## Stored entries:
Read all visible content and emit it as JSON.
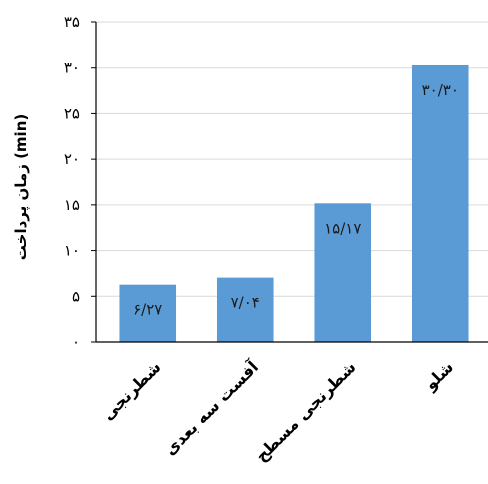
{
  "chart_data": {
    "type": "bar",
    "title": "",
    "xlabel": "",
    "ylabel": "زمان پرداخت (min)",
    "ylim": [
      0,
      35
    ],
    "y_ticks": [
      0,
      5,
      10,
      15,
      20,
      25,
      30,
      35
    ],
    "y_tick_labels": [
      "۰",
      "۵",
      "۱۰",
      "۱۵",
      "۲۰",
      "۲۵",
      "۳۰",
      "۳۵"
    ],
    "grid": true,
    "legend": "none",
    "bar_color": "#5b9bd5",
    "categories": [
      "شطرنجی",
      "آفست سه بعدی",
      "شطرنجی مسطح",
      "شلو"
    ],
    "values": [
      6.27,
      7.04,
      15.17,
      30.3
    ],
    "data_labels": [
      "۶/۲۷",
      "۷/۰۴",
      "۱۵/۱۷",
      "۳۰/۳۰"
    ]
  }
}
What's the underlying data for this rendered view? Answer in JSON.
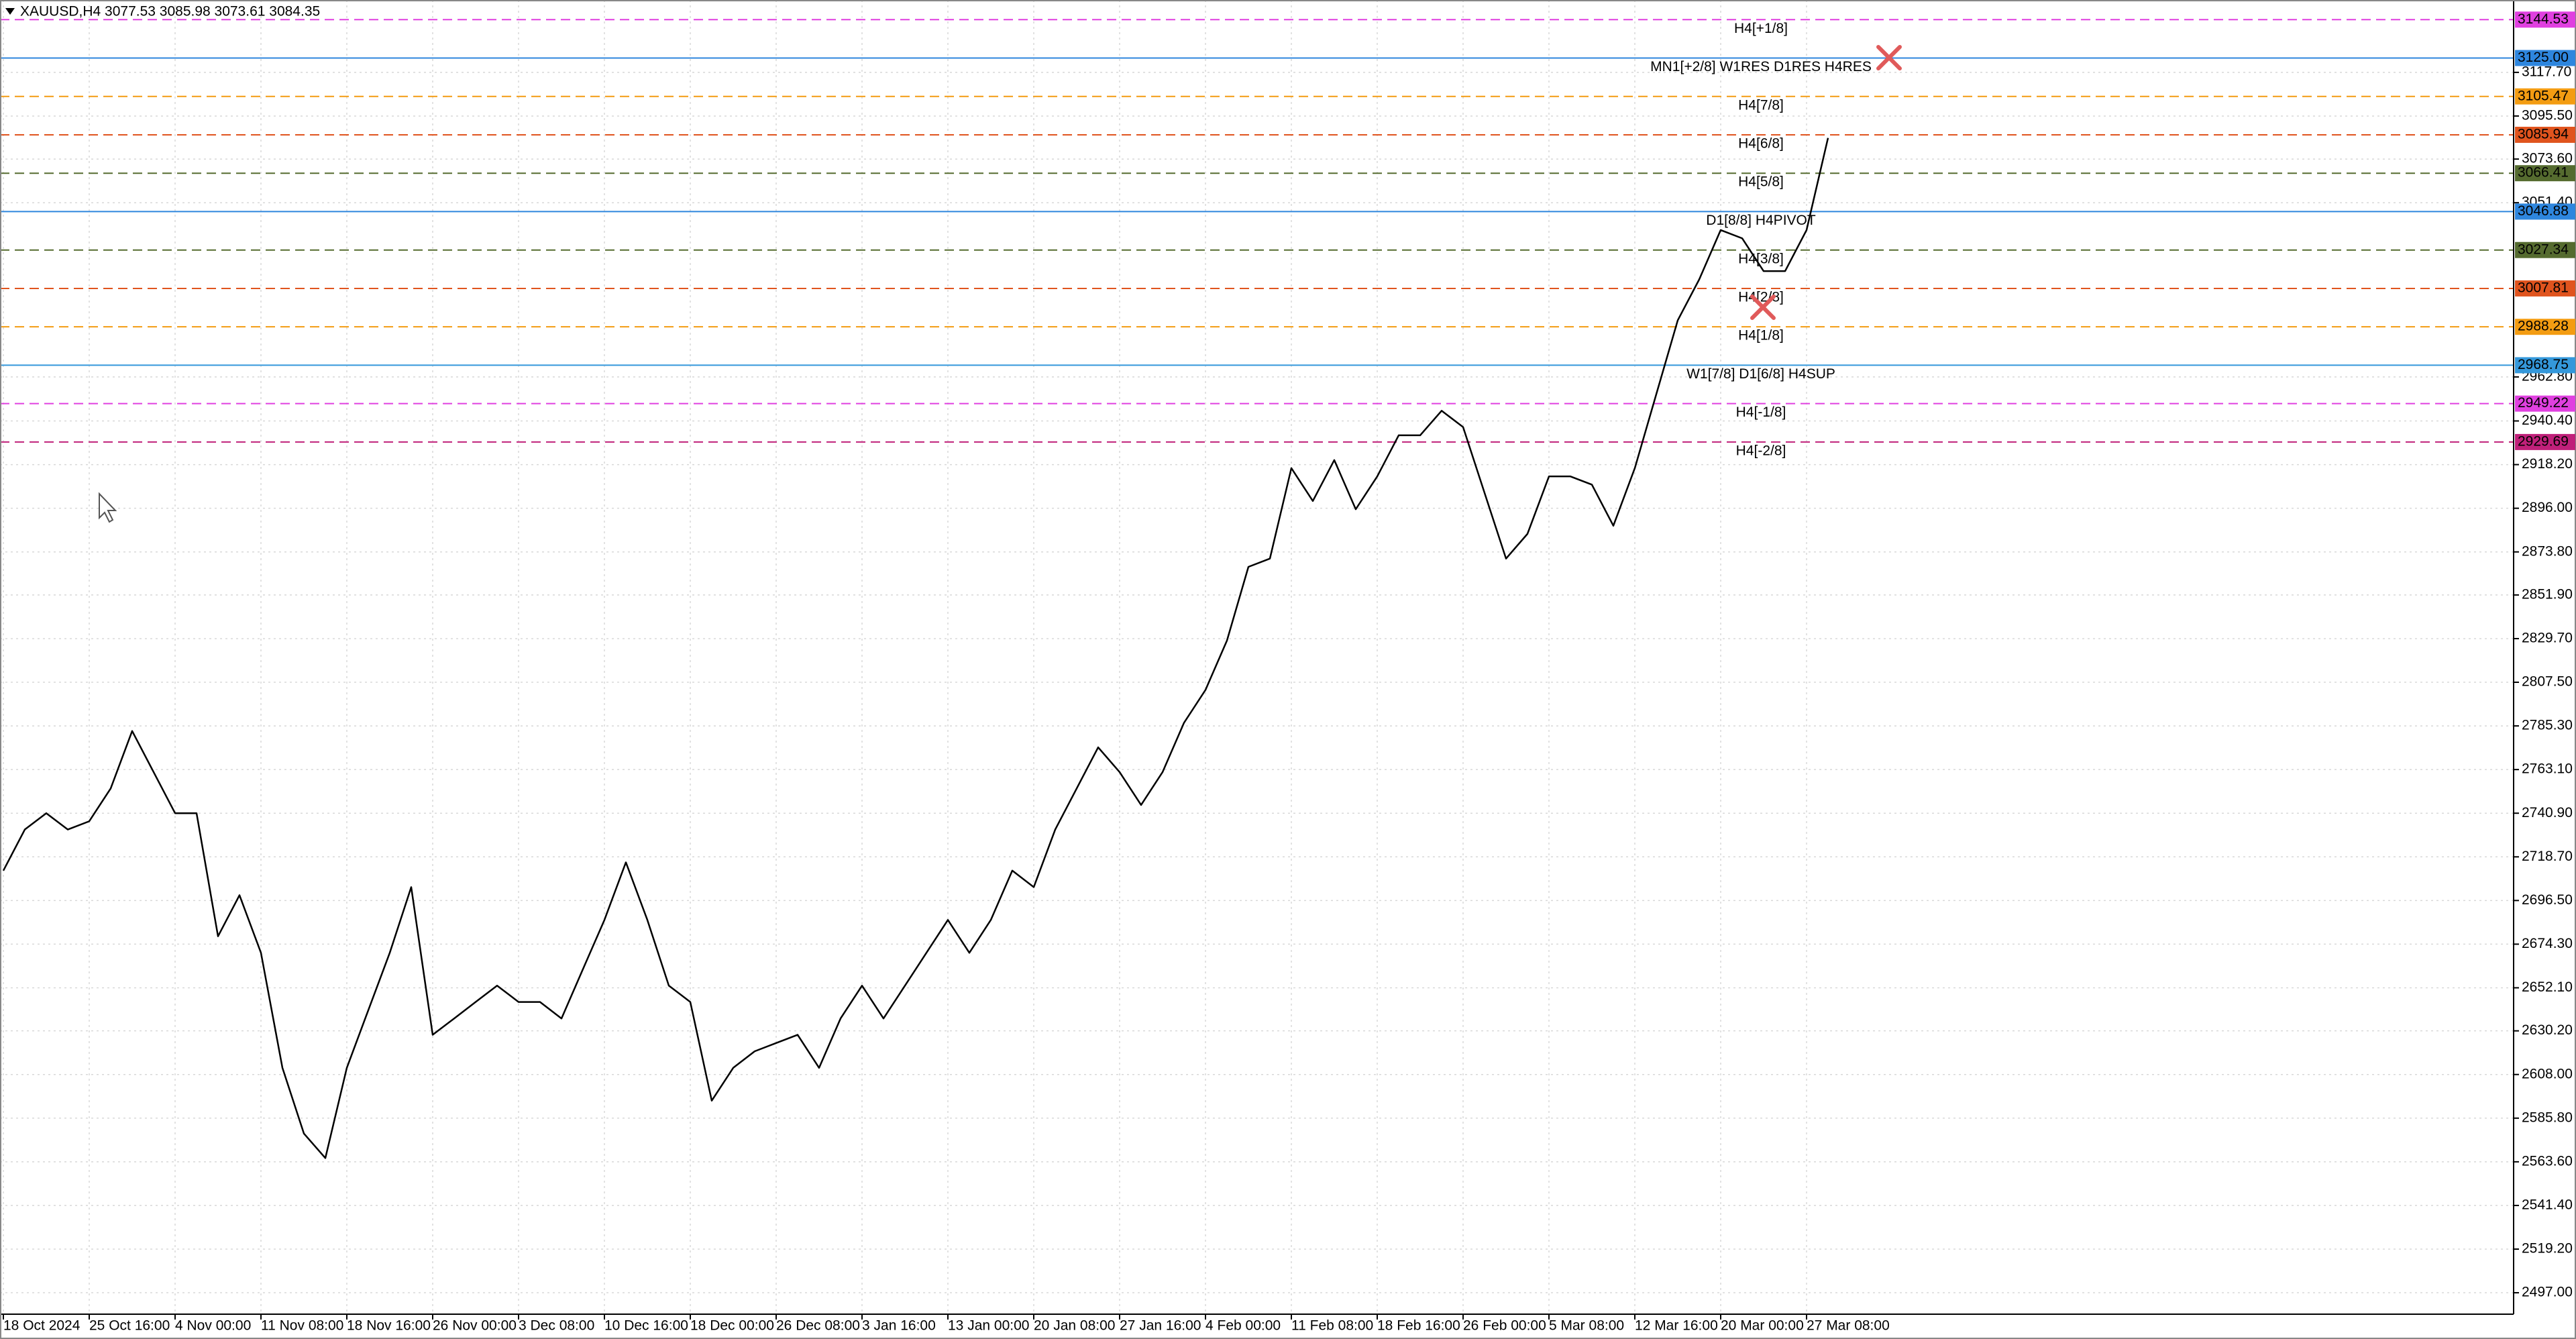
{
  "chart_data": {
    "type": "line",
    "title": "XAUUSD,H4  3077.53 3085.98 3073.61 3084.35",
    "color": "#000000",
    "categories": [
      "18 Oct 2024",
      null,
      null,
      null,
      "25 Oct 16:00",
      null,
      null,
      null,
      "4 Nov 00:00",
      null,
      null,
      null,
      "11 Nov 08:00",
      null,
      null,
      null,
      "18 Nov 16:00",
      null,
      null,
      null,
      "26 Nov 00:00",
      null,
      null,
      null,
      "3 Dec 08:00",
      null,
      null,
      null,
      "10 Dec 16:00",
      null,
      null,
      null,
      "18 Dec 00:00",
      null,
      null,
      null,
      "26 Dec 08:00",
      null,
      null,
      null,
      "3 Jan 16:00",
      null,
      null,
      null,
      "13 Jan 00:00",
      null,
      null,
      null,
      "20 Jan 08:00",
      null,
      null,
      null,
      "27 Jan 16:00",
      null,
      null,
      null,
      "4 Feb 00:00",
      null,
      null,
      null,
      "11 Feb 08:00",
      null,
      null,
      null,
      "18 Feb 16:00",
      null,
      null,
      null,
      "26 Feb 00:00",
      null,
      null,
      null,
      "5 Mar 08:00",
      null,
      null,
      null,
      "12 Mar 16:00",
      null,
      null,
      null,
      "20 Mar 00:00",
      null,
      null,
      null,
      "27 Mar 08:00",
      null
    ],
    "values": [
      2711.7,
      2732.6,
      2740.9,
      2732.6,
      2736.8,
      2753.5,
      2782.7,
      2761.8,
      2740.9,
      2740.9,
      2678.3,
      2699.2,
      2669.9,
      2611.4,
      2578.0,
      2565.5,
      2611.4,
      2640.7,
      2669.9,
      2703.3,
      2628.2,
      2636.5,
      2644.9,
      2653.2,
      2644.9,
      2644.9,
      2636.5,
      2661.6,
      2686.6,
      2715.9,
      2686.6,
      2653.2,
      2644.9,
      2594.7,
      2611.4,
      2619.8,
      2624.0,
      2628.2,
      2611.4,
      2636.5,
      2653.2,
      2636.5,
      2653.2,
      2669.9,
      2686.6,
      2669.9,
      2686.6,
      2711.7,
      2703.3,
      2732.6,
      2753.5,
      2774.4,
      2761.8,
      2745.1,
      2761.8,
      2786.9,
      2803.6,
      2828.7,
      2866.2,
      2870.4,
      2916.4,
      2899.7,
      2920.5,
      2895.5,
      2912.2,
      2933.1,
      2933.1,
      2945.6,
      2937.3,
      2903.8,
      2870.4,
      2883.0,
      2912.2,
      2912.2,
      2908.0,
      2887.1,
      2916.4,
      2954.0,
      2991.6,
      3012.4,
      3037.5,
      3033.3,
      3016.6,
      3016.6,
      3037.5,
      3084.35
    ],
    "ylim": [
      2486.1,
      3152.8
    ],
    "yticks": [
      {
        "value": 3117.7,
        "label": "3117.70"
      },
      {
        "value": 3095.5,
        "label": "3095.50"
      },
      {
        "value": 3073.6,
        "label": "3073.60"
      },
      {
        "value": 3051.4,
        "label": "3051.40"
      },
      {
        "value": 2962.8,
        "label": "2962.80"
      },
      {
        "value": 2940.4,
        "label": "2940.40"
      },
      {
        "value": 2918.2,
        "label": "2918.20"
      },
      {
        "value": 2896,
        "label": "2896.00"
      },
      {
        "value": 2873.8,
        "label": "2873.80"
      },
      {
        "value": 2851.9,
        "label": "2851.90"
      },
      {
        "value": 2829.7,
        "label": "2829.70"
      },
      {
        "value": 2807.5,
        "label": "2807.50"
      },
      {
        "value": 2785.3,
        "label": "2785.30"
      },
      {
        "value": 2763.1,
        "label": "2763.10"
      },
      {
        "value": 2740.9,
        "label": "2740.90"
      },
      {
        "value": 2718.7,
        "label": "2718.70"
      },
      {
        "value": 2696.5,
        "label": "2696.50"
      },
      {
        "value": 2674.3,
        "label": "2674.30"
      },
      {
        "value": 2652.1,
        "label": "2652.10"
      },
      {
        "value": 2630.2,
        "label": "2630.20"
      },
      {
        "value": 2608,
        "label": "2608.00"
      },
      {
        "value": 2585.8,
        "label": "2585.80"
      },
      {
        "value": 2563.6,
        "label": "2563.60"
      },
      {
        "value": 2541.4,
        "label": "2541.40"
      },
      {
        "value": 2519.2,
        "label": "2519.20"
      },
      {
        "value": 2497,
        "label": "2497.00"
      }
    ],
    "grid": true,
    "levels": [
      {
        "label": "H4[+1/8]",
        "price": 3144.53,
        "price_label": "3144.53",
        "color": "#e040e0",
        "style": "dashed"
      },
      {
        "label": "MN1[+2/8] W1RES D1RES H4RES",
        "price": 3125.0,
        "price_label": "3125.00",
        "color": "#2e86de",
        "style": "solid"
      },
      {
        "label": "H4[7/8]",
        "price": 3105.47,
        "price_label": "3105.47",
        "color": "#f39c12",
        "style": "dashed"
      },
      {
        "label": "H4[6/8]",
        "price": 3085.94,
        "price_label": "3085.94",
        "color": "#e0541e",
        "style": "dashed"
      },
      {
        "label": "H4[5/8]",
        "price": 3066.41,
        "price_label": "3066.41",
        "color": "#556b2f",
        "style": "dashed"
      },
      {
        "label": "D1[8/8] H4PIVOT",
        "price": 3046.88,
        "price_label": "3046.88",
        "color": "#2e86de",
        "style": "solid"
      },
      {
        "label": "H4[3/8]",
        "price": 3027.34,
        "price_label": "3027.34",
        "color": "#556b2f",
        "style": "dashed"
      },
      {
        "label": "H4[2/8]",
        "price": 3007.81,
        "price_label": "3007.81",
        "color": "#e0541e",
        "style": "dashed"
      },
      {
        "label": "H4[1/8]",
        "price": 2988.28,
        "price_label": "2988.28",
        "color": "#f39c12",
        "style": "dashed"
      },
      {
        "label": "W1[7/8] D1[6/8] H4SUP",
        "price": 2968.75,
        "price_label": "2968.75",
        "color": "#3498db",
        "style": "solid"
      },
      {
        "label": "H4[-1/8]",
        "price": 2949.22,
        "price_label": "2949.22",
        "color": "#e040e0",
        "style": "dashed"
      },
      {
        "label": "H4[-2/8]",
        "price": 2929.69,
        "price_label": "2929.69",
        "color": "#c0207a",
        "style": "dashed"
      }
    ]
  }
}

## PROBLEM DETAILS:
Repeat the material exactly as it reads, without any of its pictures.

## WRITTEN RESPONSE:
Read all visible content and emit it as JSON.
{
  "chart_data": {
    "type": "bar",
    "title": "",
    "xlabel": "",
    "ylabel": "زمان پرداخت (min)",
    "ylim": [
      0,
      35
    ],
    "y_ticks": [
      0,
      5,
      10,
      15,
      20,
      25,
      30,
      35
    ],
    "y_tick_labels": [
      "۰",
      "۵",
      "۱۰",
      "۱۵",
      "۲۰",
      "۲۵",
      "۳۰",
      "۳۵"
    ],
    "grid": true,
    "legend": "none",
    "bar_color": "#5b9bd5",
    "categories": [
      "شطرنجی",
      "آفست سه بعدی",
      "شطرنجی مسطح",
      "شلو"
    ],
    "values": [
      6.27,
      7.04,
      15.17,
      30.3
    ],
    "data_labels": [
      "۶/۲۷",
      "۷/۰۴",
      "۱۵/۱۷",
      "۳۰/۳۰"
    ]
  }
}
What's the underlying data for this rendered view? Answer in JSON.
{
  "chart_data": {
    "type": "line",
    "title": "XAUUSD,H4  3077.53 3085.98 3073.61 3084.35",
    "color": "#000000",
    "categories": [
      "18 Oct 2024",
      null,
      null,
      null,
      "25 Oct 16:00",
      null,
      null,
      null,
      "4 Nov 00:00",
      null,
      null,
      null,
      "11 Nov 08:00",
      null,
      null,
      null,
      "18 Nov 16:00",
      null,
      null,
      null,
      "26 Nov 00:00",
      null,
      null,
      null,
      "3 Dec 08:00",
      null,
      null,
      null,
      "10 Dec 16:00",
      null,
      null,
      null,
      "18 Dec 00:00",
      null,
      null,
      null,
      "26 Dec 08:00",
      null,
      null,
      null,
      "3 Jan 16:00",
      null,
      null,
      null,
      "13 Jan 00:00",
      null,
      null,
      null,
      "20 Jan 08:00",
      null,
      null,
      null,
      "27 Jan 16:00",
      null,
      null,
      null,
      "4 Feb 00:00",
      null,
      null,
      null,
      "11 Feb 08:00",
      null,
      null,
      null,
      "18 Feb 16:00",
      null,
      null,
      null,
      "26 Feb 00:00",
      null,
      null,
      null,
      "5 Mar 08:00",
      null,
      null,
      null,
      "12 Mar 16:00",
      null,
      null,
      null,
      "20 Mar 00:00",
      null,
      null,
      null,
      "27 Mar 08:00",
      null
    ],
    "values": [
      2711.7,
      2732.6,
      2740.9,
      2732.6,
      2736.8,
      2753.5,
      2782.7,
      2761.8,
      2740.9,
      2740.9,
      2678.3,
      2699.2,
      2669.9,
      2611.4,
      2578.0,
      2565.5,
      2611.4,
      2640.7,
      2669.9,
      2703.3,
      2628.2,
      2636.5,
      2644.9,
      2653.2,
      2644.9,
      2644.9,
      2636.5,
      2661.6,
      2686.6,
      2715.9,
      2686.6,
      2653.2,
      2644.9,
      2594.7,
      2611.4,
      2619.8,
      2624.0,
      2628.2,
      2611.4,
      2636.5,
      2653.2,
      2636.5,
      2653.2,
      2669.9,
      2686.6,
      2669.9,
      2686.6,
      2711.7,
      2703.3,
      2732.6,
      2753.5,
      2774.4,
      2761.8,
      2745.1,
      2761.8,
      2786.9,
      2803.6,
      2828.7,
      2866.2,
      2870.4,
      2916.4,
      2899.7,
      2920.5,
      2895.5,
      2912.2,
      2933.1,
      2933.1,
      2945.6,
      2937.3,
      2903.8,
      2870.4,
      2883.0,
      2912.2,
      2912.2,
      2908.0,
      2887.1,
      2916.4,
      2954.0,
      2991.6,
      3012.4,
      3037.5,
      3033.3,
      3016.6,
      3016.6,
      3037.5,
      3084.35
    ],
    "ylim": [
      2486.1,
      3152.8
    ],
    "yticks": [
      {
        "value": 3117.7,
        "label": "3117.70"
      },
      {
        "value": 3095.5,
        "label": "3095.50"
      },
      {
        "value": 3073.6,
        "label": "3073.60"
      },
      {
        "value": 3051.4,
        "label": "3051.40"
      },
      {
        "value": 2962.8,
        "label": "2962.80"
      },
      {
        "value": 2940.4,
        "label": "2940.40"
      },
      {
        "value": 2918.2,
        "label": "2918.20"
      },
      {
        "value": 2896,
        "label": "2896.00"
      },
      {
        "value": 2873.8,
        "label": "2873.80"
      },
      {
        "value": 2851.9,
        "label": "2851.90"
      },
      {
        "value": 2829.7,
        "label": "2829.70"
      },
      {
        "value": 2807.5,
        "label": "2807.50"
      },
      {
        "value": 2785.3,
        "label": "2785.30"
      },
      {
        "value": 2763.1,
        "label": "2763.10"
      },
      {
        "value": 2740.9,
        "label": "2740.90"
      },
      {
        "value": 2718.7,
        "label": "2718.70"
      },
      {
        "value": 2696.5,
        "label": "2696.50"
      },
      {
        "value": 2674.3,
        "label": "2674.30"
      },
      {
        "value": 2652.1,
        "label": "2652.10"
      },
      {
        "value": 2630.2,
        "label": "2630.20"
      },
      {
        "value": 2608,
        "label": "2608.00"
      },
      {
        "value": 2585.8,
        "label": "2585.80"
      },
      {
        "value": 2563.6,
        "label": "2563.60"
      },
      {
        "value": 2541.4,
        "label": "2541.40"
      },
      {
        "value": 2519.2,
        "label": "2519.20"
      },
      {
        "value": 2497,
        "label": "2497.00"
      }
    ],
    "grid": true,
    "levels": [
      {
        "label": "H4[+1/8]",
        "price": 3144.53,
        "price_label": "3144.53",
        "color": "#e040e0",
        "style": "dashed"
      },
      {
        "label": "MN1[+2/8] W1RES D1RES H4RES",
        "price": 3125.0,
        "price_label": "3125.00",
        "color": "#2e86de",
        "style": "solid"
      },
      {
        "label": "H4[7/8]",
        "price": 3105.47,
        "price_label": "3105.47",
        "color": "#f39c12",
        "style": "dashed"
      },
      {
        "label": "H4[6/8]",
        "price": 3085.94,
        "price_label": "3085.94",
        "color": "#e0541e",
        "style": "dashed"
      },
      {
        "label": "H4[5/8]",
        "price": 3066.41,
        "price_label": "3066.41",
        "color": "#556b2f",
        "style": "dashed"
      },
      {
        "label": "D1[8/8] H4PIVOT",
        "price": 3046.88,
        "price_label": "3046.88",
        "color": "#2e86de",
        "style": "solid"
      },
      {
        "label": "H4[3/8]",
        "price": 3027.34,
        "price_label": "3027.34",
        "color": "#556b2f",
        "style": "dashed"
      },
      {
        "label": "H4[2/8]",
        "price": 3007.81,
        "price_label": "3007.81",
        "color": "#e0541e",
        "style": "dashed"
      },
      {
        "label": "H4[1/8]",
        "price": 2988.28,
        "price_label": "2988.28",
        "color": "#f39c12",
        "style": "dashed"
      },
      {
        "label": "W1[7/8] D1[6/8] H4SUP",
        "price": 2968.75,
        "price_label": "2968.75",
        "color": "#3498db",
        "style": "solid"
      },
      {
        "label": "H4[-1/8]",
        "price": 2949.22,
        "price_label": "2949.22",
        "color": "#e040e0",
        "style": "dashed"
      },
      {
        "label": "H4[-2/8]",
        "price": 2929.69,
        "price_label": "2929.69",
        "color": "#c0207a",
        "style": "dashed"
      }
    ]
  }
}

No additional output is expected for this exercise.